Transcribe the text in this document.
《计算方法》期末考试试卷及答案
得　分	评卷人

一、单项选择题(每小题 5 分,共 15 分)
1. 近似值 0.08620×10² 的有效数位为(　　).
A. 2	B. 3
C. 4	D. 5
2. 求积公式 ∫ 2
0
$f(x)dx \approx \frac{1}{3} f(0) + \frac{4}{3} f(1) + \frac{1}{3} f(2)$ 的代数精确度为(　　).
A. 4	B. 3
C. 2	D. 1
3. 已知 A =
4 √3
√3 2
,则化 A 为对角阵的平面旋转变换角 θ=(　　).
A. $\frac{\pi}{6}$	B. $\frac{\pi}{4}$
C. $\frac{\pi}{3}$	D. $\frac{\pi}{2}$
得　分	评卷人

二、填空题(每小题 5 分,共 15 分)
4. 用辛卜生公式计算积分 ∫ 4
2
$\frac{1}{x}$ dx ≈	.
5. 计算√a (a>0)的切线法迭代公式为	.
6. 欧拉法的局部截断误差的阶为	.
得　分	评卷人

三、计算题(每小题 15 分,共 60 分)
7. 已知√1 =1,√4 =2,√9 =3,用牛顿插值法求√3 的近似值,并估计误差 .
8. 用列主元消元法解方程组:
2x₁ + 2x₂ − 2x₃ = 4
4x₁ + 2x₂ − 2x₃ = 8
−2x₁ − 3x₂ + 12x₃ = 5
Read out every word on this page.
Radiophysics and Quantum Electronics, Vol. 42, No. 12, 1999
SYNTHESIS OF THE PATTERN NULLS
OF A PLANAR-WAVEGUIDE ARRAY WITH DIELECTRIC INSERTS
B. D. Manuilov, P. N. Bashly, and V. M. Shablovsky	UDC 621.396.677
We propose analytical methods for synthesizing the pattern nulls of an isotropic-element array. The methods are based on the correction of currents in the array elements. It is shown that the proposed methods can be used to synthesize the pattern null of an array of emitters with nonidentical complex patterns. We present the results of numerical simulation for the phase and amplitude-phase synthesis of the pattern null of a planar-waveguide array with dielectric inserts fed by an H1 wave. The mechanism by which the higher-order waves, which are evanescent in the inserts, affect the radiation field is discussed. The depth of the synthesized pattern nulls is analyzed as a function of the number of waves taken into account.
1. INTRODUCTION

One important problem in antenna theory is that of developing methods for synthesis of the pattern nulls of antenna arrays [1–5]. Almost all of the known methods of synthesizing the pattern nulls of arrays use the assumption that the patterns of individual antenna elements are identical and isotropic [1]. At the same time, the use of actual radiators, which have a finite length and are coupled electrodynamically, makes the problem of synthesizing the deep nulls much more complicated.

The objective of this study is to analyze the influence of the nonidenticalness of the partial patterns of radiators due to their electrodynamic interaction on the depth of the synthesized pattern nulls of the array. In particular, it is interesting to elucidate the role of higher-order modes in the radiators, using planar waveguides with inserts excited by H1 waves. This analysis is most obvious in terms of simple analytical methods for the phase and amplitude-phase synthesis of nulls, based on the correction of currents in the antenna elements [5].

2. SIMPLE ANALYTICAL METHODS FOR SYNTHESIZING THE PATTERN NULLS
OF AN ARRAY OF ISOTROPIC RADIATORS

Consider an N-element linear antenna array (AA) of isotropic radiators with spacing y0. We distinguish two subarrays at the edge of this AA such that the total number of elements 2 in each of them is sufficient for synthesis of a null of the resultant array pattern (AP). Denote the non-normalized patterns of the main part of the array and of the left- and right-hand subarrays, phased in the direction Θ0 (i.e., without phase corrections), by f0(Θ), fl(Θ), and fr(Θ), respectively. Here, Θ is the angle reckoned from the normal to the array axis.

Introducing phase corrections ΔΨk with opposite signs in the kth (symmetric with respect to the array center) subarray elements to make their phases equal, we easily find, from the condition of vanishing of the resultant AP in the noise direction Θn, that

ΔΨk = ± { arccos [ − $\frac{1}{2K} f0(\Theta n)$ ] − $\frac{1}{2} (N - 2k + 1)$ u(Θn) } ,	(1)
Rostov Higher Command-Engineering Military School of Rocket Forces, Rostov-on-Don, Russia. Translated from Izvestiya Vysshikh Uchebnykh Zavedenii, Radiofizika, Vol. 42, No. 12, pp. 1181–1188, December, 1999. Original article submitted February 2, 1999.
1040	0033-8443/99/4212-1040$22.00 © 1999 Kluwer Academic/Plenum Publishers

----

» YOUR GOAL
Transcribe all of the lines in the records precisely.

» SOLUTION BELOW
Transcribe the text in this document.
《计算方法》期末考试试卷及答案
得　分	评卷人

一、单项选择题(每小题 5 分,共 15 分)
1. 近似值 0.08620×10² 的有效数位为(　　).
A. 2	B. 3
C. 4	D. 5
2. 求积公式 ∫ 2
0
$f(x)dx \approx \frac{1}{3} f(0) + \frac{4}{3} f(1) + \frac{1}{3} f(2)$ 的代数精确度为(　　).
A. 4	B. 3
C. 2	D. 1
3. 已知 A =
4 √3
√3 2
,则化 A 为对角阵的平面旋转变换角 θ=(　　).
A. $\frac{\pi}{6}$	B. $\frac{\pi}{4}$
C. $\frac{\pi}{3}$	D. $\frac{\pi}{2}$
得　分	评卷人

二、填空题(每小题 5 分,共 15 分)
4. 用辛卜生公式计算积分 ∫ 4
2
$\frac{1}{x}$ dx ≈	.
5. 计算√a (a>0)的切线法迭代公式为	.
6. 欧拉法的局部截断误差的阶为	.
得　分	评卷人

三、计算题(每小题 15 分,共 60 分)
7. 已知√1 =1,√4 =2,√9 =3,用牛顿插值法求√3 的近似值,并估计误差 .
8. 用列主元消元法解方程组:
2x₁ + 2x₂ − 2x₃ = 4
4x₁ + 2x₂ − 2x₃ = 8
−2x₁ − 3x₂ + 12x₃ = 5
Read out every word on this page.
Radiophysics and Quantum Electronics, Vol. 42, No. 12, 1999
SYNTHESIS OF THE PATTERN NULLS
OF A PLANAR-WAVEGUIDE ARRAY WITH DIELECTRIC INSERTS
B. D. Manuilov, P. N. Bashly, and V. M. Shablovsky	UDC 621.396.677
We propose analytical methods for synthesizing the pattern nulls of an isotropic-element array. The methods are based on the correction of currents in the array elements. It is shown that the proposed methods can be used to synthesize the pattern null of an array of emitters with nonidentical complex patterns. We present the results of numerical simulation for the phase and amplitude-phase synthesis of the pattern null of a planar-waveguide array with dielectric inserts fed by an H1 wave. The mechanism by which the higher-order waves, which are evanescent in the inserts, affect the radiation field is discussed. The depth of the synthesized pattern nulls is analyzed as a function of the number of waves taken into account.
1. INTRODUCTION

One important problem in antenna theory is that of developing methods for synthesis of the pattern nulls of antenna arrays [1–5]. Almost all of the known methods of synthesizing the pattern nulls of arrays use the assumption that the patterns of individual antenna elements are identical and isotropic [1]. At the same time, the use of actual radiators, which have a finite length and are coupled electrodynamically, makes the problem of synthesizing the deep nulls much more complicated.

The objective of this study is to analyze the influence of the nonidenticalness of the partial patterns of radiators due to their electrodynamic interaction on the depth of the synthesized pattern nulls of the array. In particular, it is interesting to elucidate the role of higher-order modes in the radiators, using planar waveguides with inserts excited by H1 waves. This analysis is most obvious in terms of simple analytical methods for the phase and amplitude-phase synthesis of nulls, based on the correction of currents in the antenna elements [5].

2. SIMPLE ANALYTICAL METHODS FOR SYNTHESIZING THE PATTERN NULLS
OF AN ARRAY OF ISOTROPIC RADIATORS

Consider an N-element linear antenna array (AA) of isotropic radiators with spacing y0. We distinguish two subarrays at the edge of this AA such that the total number of elements 2 in each of them is sufficient for synthesis of a null of the resultant array pattern (AP). Denote the non-normalized patterns of the main part of the array and of the left- and right-hand subarrays, phased in the direction Θ0 (i.e., without phase corrections), by f0(Θ), fl(Θ), and fr(Θ), respectively. Here, Θ is the angle reckoned from the normal to the array axis.

Introducing phase corrections ΔΨk with opposite signs in the kth (symmetric with respect to the array center) subarray elements to make their phases equal, we easily find, from the condition of vanishing of the resultant AP in the noise direction Θn, that

ΔΨk = ± { arccos [ − $\frac{1}{2K} f0(\Theta n)$ ] − $\frac{1}{2} (N - 2k + 1)$ u(Θn) } ,	(1)
Rostov Higher Command-Engineering Military School of Rocket Forces, Rostov-on-Don, Russia. Translated from Izvestiya Vysshikh Uchebnykh Zavedenii, Radiofizika, Vol. 42, No. 12, pp. 1181–1188, December, 1999. Original article submitted February 2, 1999.
1040	0033-8443/99/4212-1040$22.00 © 1999 Kluwer Academic/Plenum Publishers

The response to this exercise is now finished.